In the listing below, identify each line with the word "sealing" and return those lines.

▸ Recorded data
##########

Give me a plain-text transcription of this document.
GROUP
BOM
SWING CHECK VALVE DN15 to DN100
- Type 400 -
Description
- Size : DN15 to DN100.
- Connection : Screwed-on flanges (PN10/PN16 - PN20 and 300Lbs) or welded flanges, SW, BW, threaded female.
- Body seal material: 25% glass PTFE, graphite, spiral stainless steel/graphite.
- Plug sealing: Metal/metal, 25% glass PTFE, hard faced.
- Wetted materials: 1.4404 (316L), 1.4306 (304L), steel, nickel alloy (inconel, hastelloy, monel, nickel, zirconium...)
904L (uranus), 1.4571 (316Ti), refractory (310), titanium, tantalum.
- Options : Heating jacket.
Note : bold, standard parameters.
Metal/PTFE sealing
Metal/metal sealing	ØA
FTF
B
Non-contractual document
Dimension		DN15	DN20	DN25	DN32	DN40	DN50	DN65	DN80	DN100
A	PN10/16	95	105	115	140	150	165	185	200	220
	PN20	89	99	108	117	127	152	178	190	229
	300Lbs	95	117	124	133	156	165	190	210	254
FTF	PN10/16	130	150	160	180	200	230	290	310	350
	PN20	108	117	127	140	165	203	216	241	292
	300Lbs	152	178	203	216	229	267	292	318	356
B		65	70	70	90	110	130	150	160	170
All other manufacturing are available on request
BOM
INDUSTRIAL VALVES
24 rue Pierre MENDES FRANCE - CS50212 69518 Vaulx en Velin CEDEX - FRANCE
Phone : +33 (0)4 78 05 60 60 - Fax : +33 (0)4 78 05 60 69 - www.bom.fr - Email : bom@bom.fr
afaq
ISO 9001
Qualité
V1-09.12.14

##########

▸ SOLUTION
- Plug sealing: Metal/metal, 25% glass PTFE, hard faced.
Metal/PTFE sealing
Metal/metal sealing	ØA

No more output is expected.